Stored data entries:
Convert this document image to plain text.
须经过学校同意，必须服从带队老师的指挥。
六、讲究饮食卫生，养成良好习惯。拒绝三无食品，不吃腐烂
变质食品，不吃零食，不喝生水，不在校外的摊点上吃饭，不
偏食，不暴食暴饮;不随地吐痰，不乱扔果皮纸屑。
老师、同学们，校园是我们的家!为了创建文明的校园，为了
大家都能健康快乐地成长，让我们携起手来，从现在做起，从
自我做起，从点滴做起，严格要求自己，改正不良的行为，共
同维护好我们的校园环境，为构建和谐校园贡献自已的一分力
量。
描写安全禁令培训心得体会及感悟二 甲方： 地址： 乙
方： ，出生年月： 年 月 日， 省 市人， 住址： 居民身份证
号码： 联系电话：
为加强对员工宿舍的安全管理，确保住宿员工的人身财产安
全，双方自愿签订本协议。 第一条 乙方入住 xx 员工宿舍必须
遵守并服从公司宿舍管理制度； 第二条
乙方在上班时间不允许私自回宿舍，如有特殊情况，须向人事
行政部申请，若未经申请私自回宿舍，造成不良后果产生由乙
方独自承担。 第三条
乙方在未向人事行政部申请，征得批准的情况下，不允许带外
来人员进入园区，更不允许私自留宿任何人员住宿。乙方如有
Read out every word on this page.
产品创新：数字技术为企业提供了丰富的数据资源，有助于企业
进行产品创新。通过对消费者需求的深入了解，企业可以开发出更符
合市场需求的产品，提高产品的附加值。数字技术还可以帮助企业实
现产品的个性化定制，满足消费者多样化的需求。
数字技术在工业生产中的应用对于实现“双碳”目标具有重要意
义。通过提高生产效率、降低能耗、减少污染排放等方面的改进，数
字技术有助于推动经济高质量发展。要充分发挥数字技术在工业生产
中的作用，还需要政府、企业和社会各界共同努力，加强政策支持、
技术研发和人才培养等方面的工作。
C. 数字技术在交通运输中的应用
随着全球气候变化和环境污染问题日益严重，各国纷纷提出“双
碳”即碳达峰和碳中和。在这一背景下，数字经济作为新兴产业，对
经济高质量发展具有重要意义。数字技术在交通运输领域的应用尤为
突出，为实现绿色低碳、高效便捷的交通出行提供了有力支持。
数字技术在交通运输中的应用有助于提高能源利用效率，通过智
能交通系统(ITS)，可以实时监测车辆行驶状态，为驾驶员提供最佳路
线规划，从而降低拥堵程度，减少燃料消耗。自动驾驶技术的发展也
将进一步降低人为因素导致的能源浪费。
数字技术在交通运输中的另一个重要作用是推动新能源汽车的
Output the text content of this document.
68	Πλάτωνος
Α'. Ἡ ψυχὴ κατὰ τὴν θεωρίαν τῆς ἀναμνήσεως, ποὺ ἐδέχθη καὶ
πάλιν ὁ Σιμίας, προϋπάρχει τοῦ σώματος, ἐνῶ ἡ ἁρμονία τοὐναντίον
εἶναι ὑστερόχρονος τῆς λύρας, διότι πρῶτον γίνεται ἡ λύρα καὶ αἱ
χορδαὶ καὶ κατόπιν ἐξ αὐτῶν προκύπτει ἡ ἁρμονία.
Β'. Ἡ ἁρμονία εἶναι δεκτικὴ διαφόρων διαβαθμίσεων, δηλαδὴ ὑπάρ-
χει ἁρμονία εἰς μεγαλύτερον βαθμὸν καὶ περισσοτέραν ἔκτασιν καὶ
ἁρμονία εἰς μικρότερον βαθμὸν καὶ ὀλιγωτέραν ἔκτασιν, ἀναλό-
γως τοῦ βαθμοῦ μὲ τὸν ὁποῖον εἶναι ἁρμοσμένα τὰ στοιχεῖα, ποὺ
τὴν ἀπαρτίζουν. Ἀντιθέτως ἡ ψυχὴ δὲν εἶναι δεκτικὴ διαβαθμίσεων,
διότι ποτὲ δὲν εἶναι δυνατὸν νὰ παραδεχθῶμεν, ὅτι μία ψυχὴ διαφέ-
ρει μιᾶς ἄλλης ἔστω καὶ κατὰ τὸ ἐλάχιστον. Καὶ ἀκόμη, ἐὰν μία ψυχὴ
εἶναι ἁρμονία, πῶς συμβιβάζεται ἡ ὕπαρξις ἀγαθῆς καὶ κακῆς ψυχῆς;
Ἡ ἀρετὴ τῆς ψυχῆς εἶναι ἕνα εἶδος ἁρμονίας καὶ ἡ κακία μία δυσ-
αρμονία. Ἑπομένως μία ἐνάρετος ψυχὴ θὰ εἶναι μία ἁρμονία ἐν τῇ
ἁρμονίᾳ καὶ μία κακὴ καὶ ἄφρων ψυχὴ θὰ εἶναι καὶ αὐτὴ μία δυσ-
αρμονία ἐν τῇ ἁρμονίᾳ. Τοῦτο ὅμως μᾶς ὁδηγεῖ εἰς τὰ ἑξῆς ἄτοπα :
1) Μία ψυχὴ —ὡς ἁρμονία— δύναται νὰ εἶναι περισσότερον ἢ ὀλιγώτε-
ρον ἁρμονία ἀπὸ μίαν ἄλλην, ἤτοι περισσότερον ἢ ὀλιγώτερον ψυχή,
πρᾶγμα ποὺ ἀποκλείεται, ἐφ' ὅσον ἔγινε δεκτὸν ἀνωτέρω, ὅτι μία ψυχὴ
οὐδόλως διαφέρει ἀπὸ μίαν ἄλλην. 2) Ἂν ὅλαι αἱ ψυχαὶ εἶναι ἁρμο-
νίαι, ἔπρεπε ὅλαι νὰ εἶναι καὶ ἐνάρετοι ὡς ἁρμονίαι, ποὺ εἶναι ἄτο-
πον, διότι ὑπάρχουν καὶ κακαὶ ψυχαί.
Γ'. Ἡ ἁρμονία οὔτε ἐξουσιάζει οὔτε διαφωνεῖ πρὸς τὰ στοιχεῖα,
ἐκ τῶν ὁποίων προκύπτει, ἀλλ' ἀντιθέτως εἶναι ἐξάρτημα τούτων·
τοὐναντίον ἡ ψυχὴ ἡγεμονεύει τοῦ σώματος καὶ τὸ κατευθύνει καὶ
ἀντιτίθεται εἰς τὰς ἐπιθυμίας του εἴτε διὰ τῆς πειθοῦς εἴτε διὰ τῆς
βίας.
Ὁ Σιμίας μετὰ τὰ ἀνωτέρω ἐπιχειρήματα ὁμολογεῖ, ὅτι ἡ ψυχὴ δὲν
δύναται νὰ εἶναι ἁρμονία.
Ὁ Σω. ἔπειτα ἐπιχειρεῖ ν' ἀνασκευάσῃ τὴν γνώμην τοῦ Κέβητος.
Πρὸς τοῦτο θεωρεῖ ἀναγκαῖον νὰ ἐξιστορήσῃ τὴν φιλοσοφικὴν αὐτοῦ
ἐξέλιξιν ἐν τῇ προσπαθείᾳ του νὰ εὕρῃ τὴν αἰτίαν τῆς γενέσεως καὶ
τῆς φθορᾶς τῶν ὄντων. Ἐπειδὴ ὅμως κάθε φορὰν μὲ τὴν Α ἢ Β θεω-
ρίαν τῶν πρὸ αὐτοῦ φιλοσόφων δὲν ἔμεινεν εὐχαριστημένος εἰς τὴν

YOUR TASK :: Copy the records above exactly as they appear.

SOLUTION TO THE PROBLEM ::
Convert this document image to plain text.
须经过学校同意，必须服从带队老师的指挥。
六、讲究饮食卫生，养成良好习惯。拒绝三无食品，不吃腐烂
变质食品，不吃零食，不喝生水，不在校外的摊点上吃饭，不
偏食，不暴食暴饮;不随地吐痰，不乱扔果皮纸屑。
老师、同学们，校园是我们的家!为了创建文明的校园，为了
大家都能健康快乐地成长，让我们携起手来，从现在做起，从
自我做起，从点滴做起，严格要求自己，改正不良的行为，共
同维护好我们的校园环境，为构建和谐校园贡献自已的一分力
量。
描写安全禁令培训心得体会及感悟二 甲方： 地址： 乙
方： ，出生年月： 年 月 日， 省 市人， 住址： 居民身份证
号码： 联系电话：
为加强对员工宿舍的安全管理，确保住宿员工的人身财产安
全，双方自愿签订本协议。 第一条 乙方入住 xx 员工宿舍必须
遵守并服从公司宿舍管理制度； 第二条
乙方在上班时间不允许私自回宿舍，如有特殊情况，须向人事
行政部申请，若未经申请私自回宿舍，造成不良后果产生由乙
方独自承担。 第三条
乙方在未向人事行政部申请，征得批准的情况下，不允许带外
来人员进入园区，更不允许私自留宿任何人员住宿。乙方如有
Read out every word on this page.
产品创新：数字技术为企业提供了丰富的数据资源，有助于企业
进行产品创新。通过对消费者需求的深入了解，企业可以开发出更符
合市场需求的产品，提高产品的附加值。数字技术还可以帮助企业实
现产品的个性化定制，满足消费者多样化的需求。
数字技术在工业生产中的应用对于实现“双碳”目标具有重要意
义。通过提高生产效率、降低能耗、减少污染排放等方面的改进，数
字技术有助于推动经济高质量发展。要充分发挥数字技术在工业生产
中的作用，还需要政府、企业和社会各界共同努力，加强政策支持、
技术研发和人才培养等方面的工作。
C. 数字技术在交通运输中的应用
随着全球气候变化和环境污染问题日益严重，各国纷纷提出“双
碳”即碳达峰和碳中和。在这一背景下，数字经济作为新兴产业，对
经济高质量发展具有重要意义。数字技术在交通运输领域的应用尤为
突出，为实现绿色低碳、高效便捷的交通出行提供了有力支持。
数字技术在交通运输中的应用有助于提高能源利用效率，通过智
能交通系统(ITS)，可以实时监测车辆行驶状态，为驾驶员提供最佳路
线规划，从而降低拥堵程度，减少燃料消耗。自动驾驶技术的发展也
将进一步降低人为因素导致的能源浪费。
数字技术在交通运输中的另一个重要作用是推动新能源汽车的
Output the text content of this document.
68	Πλάτωνος
Α'. Ἡ ψυχὴ κατὰ τὴν θεωρίαν τῆς ἀναμνήσεως, ποὺ ἐδέχθη καὶ
πάλιν ὁ Σιμίας, προϋπάρχει τοῦ σώματος, ἐνῶ ἡ ἁρμονία τοὐναντίον
εἶναι ὑστερόχρονος τῆς λύρας, διότι πρῶτον γίνεται ἡ λύρα καὶ αἱ
χορδαὶ καὶ κατόπιν ἐξ αὐτῶν προκύπτει ἡ ἁρμονία.
Β'. Ἡ ἁρμονία εἶναι δεκτικὴ διαφόρων διαβαθμίσεων, δηλαδὴ ὑπάρ-
χει ἁρμονία εἰς μεγαλύτερον βαθμὸν καὶ περισσοτέραν ἔκτασιν καὶ
ἁρμονία εἰς μικρότερον βαθμὸν καὶ ὀλιγωτέραν ἔκτασιν, ἀναλό-
γως τοῦ βαθμοῦ μὲ τὸν ὁποῖον εἶναι ἁρμοσμένα τὰ στοιχεῖα, ποὺ
τὴν ἀπαρτίζουν. Ἀντιθέτως ἡ ψυχὴ δὲν εἶναι δεκτικὴ διαβαθμίσεων,
διότι ποτὲ δὲν εἶναι δυνατὸν νὰ παραδεχθῶμεν, ὅτι μία ψυχὴ διαφέ-
ρει μιᾶς ἄλλης ἔστω καὶ κατὰ τὸ ἐλάχιστον. Καὶ ἀκόμη, ἐὰν μία ψυχὴ
εἶναι ἁρμονία, πῶς συμβιβάζεται ἡ ὕπαρξις ἀγαθῆς καὶ κακῆς ψυχῆς;
Ἡ ἀρετὴ τῆς ψυχῆς εἶναι ἕνα εἶδος ἁρμονίας καὶ ἡ κακία μία δυσ-
αρμονία. Ἑπομένως μία ἐνάρετος ψυχὴ θὰ εἶναι μία ἁρμονία ἐν τῇ
ἁρμονίᾳ καὶ μία κακὴ καὶ ἄφρων ψυχὴ θὰ εἶναι καὶ αὐτὴ μία δυσ-
αρμονία ἐν τῇ ἁρμονίᾳ. Τοῦτο ὅμως μᾶς ὁδηγεῖ εἰς τὰ ἑξῆς ἄτοπα :
1) Μία ψυχὴ —ὡς ἁρμονία— δύναται νὰ εἶναι περισσότερον ἢ ὀλιγώτε-
ρον ἁρμονία ἀπὸ μίαν ἄλλην, ἤτοι περισσότερον ἢ ὀλιγώτερον ψυχή,
πρᾶγμα ποὺ ἀποκλείεται, ἐφ' ὅσον ἔγινε δεκτὸν ἀνωτέρω, ὅτι μία ψυχὴ
οὐδόλως διαφέρει ἀπὸ μίαν ἄλλην. 2) Ἂν ὅλαι αἱ ψυχαὶ εἶναι ἁρμο-
νίαι, ἔπρεπε ὅλαι νὰ εἶναι καὶ ἐνάρετοι ὡς ἁρμονίαι, ποὺ εἶναι ἄτο-
πον, διότι ὑπάρχουν καὶ κακαὶ ψυχαί.
Γ'. Ἡ ἁρμονία οὔτε ἐξουσιάζει οὔτε διαφωνεῖ πρὸς τὰ στοιχεῖα,
ἐκ τῶν ὁποίων προκύπτει, ἀλλ' ἀντιθέτως εἶναι ἐξάρτημα τούτων·
τοὐναντίον ἡ ψυχὴ ἡγεμονεύει τοῦ σώματος καὶ τὸ κατευθύνει καὶ
ἀντιτίθεται εἰς τὰς ἐπιθυμίας του εἴτε διὰ τῆς πειθοῦς εἴτε διὰ τῆς
βίας.
Ὁ Σιμίας μετὰ τὰ ἀνωτέρω ἐπιχειρήματα ὁμολογεῖ, ὅτι ἡ ψυχὴ δὲν
δύναται νὰ εἶναι ἁρμονία.
Ὁ Σω. ἔπειτα ἐπιχειρεῖ ν' ἀνασκευάσῃ τὴν γνώμην τοῦ Κέβητος.
Πρὸς τοῦτο θεωρεῖ ἀναγκαῖον νὰ ἐξιστορήσῃ τὴν φιλοσοφικὴν αὐτοῦ
ἐξέλιξιν ἐν τῇ προσπαθείᾳ του νὰ εὕρῃ τὴν αἰτίαν τῆς γενέσεως καὶ
τῆς φθορᾶς τῶν ὄντων. Ἐπειδὴ ὅμως κάθε φορὰν μὲ τὴν Α ἢ Β θεω-
ρίαν τῶν πρὸ αὐτοῦ φιλοσόφων δὲν ἔμεινεν εὐχαριστημένος εἰς τὴν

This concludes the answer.